Copy each line below that includes "киното".

- **Information provided**
-- Begin --
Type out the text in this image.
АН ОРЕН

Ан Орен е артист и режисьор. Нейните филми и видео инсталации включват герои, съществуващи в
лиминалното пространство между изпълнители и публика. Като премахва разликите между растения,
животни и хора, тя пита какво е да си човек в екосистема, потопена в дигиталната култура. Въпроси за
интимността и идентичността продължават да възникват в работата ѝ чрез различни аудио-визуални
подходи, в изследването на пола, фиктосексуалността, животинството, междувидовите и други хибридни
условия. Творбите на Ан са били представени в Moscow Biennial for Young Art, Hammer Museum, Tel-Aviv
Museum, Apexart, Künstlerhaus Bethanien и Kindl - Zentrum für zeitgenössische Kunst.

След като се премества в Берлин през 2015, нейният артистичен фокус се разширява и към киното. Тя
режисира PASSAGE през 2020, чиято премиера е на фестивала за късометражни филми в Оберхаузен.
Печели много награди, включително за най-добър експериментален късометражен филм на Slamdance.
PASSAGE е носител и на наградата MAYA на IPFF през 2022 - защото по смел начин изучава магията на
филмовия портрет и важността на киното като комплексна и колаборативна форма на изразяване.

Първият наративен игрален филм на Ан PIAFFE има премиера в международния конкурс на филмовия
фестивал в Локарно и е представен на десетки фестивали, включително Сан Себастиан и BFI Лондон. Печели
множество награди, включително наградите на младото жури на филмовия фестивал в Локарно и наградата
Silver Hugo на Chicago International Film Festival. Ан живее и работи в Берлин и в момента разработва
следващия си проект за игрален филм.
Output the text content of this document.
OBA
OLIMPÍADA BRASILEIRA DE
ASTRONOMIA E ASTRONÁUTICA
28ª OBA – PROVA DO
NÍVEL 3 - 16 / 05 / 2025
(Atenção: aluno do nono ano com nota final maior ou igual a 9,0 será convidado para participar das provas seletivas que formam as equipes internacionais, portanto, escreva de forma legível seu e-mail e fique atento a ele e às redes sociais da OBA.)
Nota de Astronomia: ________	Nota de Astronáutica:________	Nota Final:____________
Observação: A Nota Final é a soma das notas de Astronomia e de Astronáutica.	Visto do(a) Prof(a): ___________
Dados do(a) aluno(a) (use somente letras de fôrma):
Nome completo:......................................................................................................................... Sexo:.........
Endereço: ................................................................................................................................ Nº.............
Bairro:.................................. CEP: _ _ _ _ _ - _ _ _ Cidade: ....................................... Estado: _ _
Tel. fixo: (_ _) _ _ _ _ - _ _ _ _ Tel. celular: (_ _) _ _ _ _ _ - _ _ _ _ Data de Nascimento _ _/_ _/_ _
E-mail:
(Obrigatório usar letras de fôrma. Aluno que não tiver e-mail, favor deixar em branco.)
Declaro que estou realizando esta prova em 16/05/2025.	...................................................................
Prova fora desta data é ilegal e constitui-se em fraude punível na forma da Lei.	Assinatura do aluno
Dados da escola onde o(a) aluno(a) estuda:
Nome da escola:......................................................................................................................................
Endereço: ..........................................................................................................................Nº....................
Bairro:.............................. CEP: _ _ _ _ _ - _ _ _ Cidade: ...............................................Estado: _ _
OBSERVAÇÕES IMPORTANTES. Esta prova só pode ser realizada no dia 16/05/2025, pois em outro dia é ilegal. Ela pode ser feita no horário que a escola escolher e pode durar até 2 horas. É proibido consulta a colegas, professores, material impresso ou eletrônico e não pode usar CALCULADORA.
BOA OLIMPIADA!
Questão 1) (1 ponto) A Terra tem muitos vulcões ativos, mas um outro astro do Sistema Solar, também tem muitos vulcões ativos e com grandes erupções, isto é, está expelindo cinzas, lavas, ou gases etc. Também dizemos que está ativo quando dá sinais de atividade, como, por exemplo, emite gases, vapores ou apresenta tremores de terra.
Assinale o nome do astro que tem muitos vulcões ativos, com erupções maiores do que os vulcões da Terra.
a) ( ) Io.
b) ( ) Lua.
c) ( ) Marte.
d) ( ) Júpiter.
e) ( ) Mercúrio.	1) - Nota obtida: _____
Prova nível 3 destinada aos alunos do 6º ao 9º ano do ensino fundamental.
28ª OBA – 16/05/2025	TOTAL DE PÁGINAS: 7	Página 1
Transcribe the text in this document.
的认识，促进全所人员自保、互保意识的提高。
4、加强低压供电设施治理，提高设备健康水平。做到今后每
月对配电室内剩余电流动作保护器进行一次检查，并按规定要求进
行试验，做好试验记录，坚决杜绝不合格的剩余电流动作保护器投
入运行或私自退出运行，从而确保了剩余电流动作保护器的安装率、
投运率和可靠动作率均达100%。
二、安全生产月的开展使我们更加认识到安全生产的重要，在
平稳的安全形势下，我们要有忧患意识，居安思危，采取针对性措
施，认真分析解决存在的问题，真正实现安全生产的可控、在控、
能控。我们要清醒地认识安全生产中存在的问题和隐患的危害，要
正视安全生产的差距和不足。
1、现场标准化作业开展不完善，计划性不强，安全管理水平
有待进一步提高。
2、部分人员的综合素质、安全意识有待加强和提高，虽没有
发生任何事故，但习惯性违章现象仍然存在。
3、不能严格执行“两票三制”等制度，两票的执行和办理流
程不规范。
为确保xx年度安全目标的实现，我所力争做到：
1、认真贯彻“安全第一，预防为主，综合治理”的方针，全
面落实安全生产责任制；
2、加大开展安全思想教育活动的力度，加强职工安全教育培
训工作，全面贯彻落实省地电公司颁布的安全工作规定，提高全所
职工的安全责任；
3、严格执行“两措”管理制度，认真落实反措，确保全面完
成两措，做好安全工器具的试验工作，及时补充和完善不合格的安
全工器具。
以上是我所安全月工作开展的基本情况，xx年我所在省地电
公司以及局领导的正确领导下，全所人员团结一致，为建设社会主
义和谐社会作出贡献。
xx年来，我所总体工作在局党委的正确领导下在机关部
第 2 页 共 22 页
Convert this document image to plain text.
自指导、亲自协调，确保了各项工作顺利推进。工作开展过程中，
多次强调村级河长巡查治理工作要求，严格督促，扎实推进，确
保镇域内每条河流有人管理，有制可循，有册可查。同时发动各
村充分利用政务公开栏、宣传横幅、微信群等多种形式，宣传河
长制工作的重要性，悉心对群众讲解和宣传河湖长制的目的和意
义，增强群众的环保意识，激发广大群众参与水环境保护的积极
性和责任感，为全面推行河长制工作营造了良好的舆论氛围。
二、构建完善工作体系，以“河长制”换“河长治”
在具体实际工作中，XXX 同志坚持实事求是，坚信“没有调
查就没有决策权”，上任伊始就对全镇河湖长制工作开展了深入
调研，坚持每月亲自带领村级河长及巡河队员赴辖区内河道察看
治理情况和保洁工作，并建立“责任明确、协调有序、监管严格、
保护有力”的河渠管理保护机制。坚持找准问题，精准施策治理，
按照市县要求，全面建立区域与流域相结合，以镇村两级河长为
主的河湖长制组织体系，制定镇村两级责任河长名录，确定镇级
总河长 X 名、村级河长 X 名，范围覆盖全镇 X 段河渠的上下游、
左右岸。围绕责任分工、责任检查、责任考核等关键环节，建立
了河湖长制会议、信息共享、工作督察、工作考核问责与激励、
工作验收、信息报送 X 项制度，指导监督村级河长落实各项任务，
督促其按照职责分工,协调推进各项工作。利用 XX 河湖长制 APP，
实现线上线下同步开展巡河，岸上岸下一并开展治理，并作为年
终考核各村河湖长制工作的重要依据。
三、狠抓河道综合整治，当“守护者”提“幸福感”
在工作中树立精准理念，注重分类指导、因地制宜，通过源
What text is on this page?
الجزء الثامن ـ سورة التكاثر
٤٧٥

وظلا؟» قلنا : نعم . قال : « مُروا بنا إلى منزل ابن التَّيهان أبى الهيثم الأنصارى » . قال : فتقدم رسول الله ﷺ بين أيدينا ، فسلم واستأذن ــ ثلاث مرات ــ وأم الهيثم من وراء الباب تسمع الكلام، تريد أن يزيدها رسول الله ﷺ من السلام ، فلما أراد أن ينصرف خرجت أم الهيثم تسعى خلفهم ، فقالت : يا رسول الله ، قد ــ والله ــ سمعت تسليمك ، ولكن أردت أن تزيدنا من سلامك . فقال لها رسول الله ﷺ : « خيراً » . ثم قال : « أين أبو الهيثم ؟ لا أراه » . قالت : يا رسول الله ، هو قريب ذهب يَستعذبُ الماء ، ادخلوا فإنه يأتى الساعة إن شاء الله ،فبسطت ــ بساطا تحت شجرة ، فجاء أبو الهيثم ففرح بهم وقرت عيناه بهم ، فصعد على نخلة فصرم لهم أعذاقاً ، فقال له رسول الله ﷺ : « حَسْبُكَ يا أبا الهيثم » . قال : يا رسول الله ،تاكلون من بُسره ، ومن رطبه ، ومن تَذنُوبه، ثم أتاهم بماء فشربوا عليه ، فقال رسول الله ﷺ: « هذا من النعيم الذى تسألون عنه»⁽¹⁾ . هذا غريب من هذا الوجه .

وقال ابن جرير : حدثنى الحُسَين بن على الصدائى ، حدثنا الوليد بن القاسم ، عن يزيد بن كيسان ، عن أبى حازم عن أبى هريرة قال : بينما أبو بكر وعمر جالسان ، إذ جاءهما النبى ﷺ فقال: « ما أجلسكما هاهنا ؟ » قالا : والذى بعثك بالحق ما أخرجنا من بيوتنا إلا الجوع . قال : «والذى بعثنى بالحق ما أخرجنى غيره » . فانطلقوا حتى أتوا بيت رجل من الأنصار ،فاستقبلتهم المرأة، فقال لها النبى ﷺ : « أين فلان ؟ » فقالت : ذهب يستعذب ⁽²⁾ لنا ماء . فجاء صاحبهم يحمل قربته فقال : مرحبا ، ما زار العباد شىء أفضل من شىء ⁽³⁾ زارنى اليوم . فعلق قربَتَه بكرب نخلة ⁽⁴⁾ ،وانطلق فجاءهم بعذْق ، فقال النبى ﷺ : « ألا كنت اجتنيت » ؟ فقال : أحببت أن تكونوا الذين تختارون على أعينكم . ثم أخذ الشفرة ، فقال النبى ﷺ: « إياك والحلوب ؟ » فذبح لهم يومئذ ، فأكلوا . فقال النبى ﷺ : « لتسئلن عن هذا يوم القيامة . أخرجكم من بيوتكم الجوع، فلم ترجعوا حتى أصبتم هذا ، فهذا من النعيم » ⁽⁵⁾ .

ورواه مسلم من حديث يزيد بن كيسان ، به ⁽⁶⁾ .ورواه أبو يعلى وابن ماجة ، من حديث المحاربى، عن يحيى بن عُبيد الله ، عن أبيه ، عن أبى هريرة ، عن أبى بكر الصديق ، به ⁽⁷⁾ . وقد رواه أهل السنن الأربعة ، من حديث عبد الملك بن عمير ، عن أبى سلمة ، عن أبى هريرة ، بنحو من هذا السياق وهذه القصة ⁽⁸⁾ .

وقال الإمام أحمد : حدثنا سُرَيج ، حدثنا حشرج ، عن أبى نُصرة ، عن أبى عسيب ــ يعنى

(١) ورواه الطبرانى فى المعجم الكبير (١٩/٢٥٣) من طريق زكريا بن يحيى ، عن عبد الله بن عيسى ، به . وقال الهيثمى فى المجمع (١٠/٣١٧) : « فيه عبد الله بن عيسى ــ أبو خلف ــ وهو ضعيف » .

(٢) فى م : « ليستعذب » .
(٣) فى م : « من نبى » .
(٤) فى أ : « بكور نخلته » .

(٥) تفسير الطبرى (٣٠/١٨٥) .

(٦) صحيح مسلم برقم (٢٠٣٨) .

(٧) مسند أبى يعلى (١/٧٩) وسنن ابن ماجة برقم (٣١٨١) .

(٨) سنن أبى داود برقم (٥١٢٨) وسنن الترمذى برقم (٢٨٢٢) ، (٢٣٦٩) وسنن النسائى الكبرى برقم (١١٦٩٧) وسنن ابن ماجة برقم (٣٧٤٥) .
-- End --
- **Solution for this task**
След като се премества в Берлин през 2015, нейният артистичен фокус се разширява и към киното. Тя
филмовия портрет и важността на киното като комплексна и колаборативна форма на изразяване.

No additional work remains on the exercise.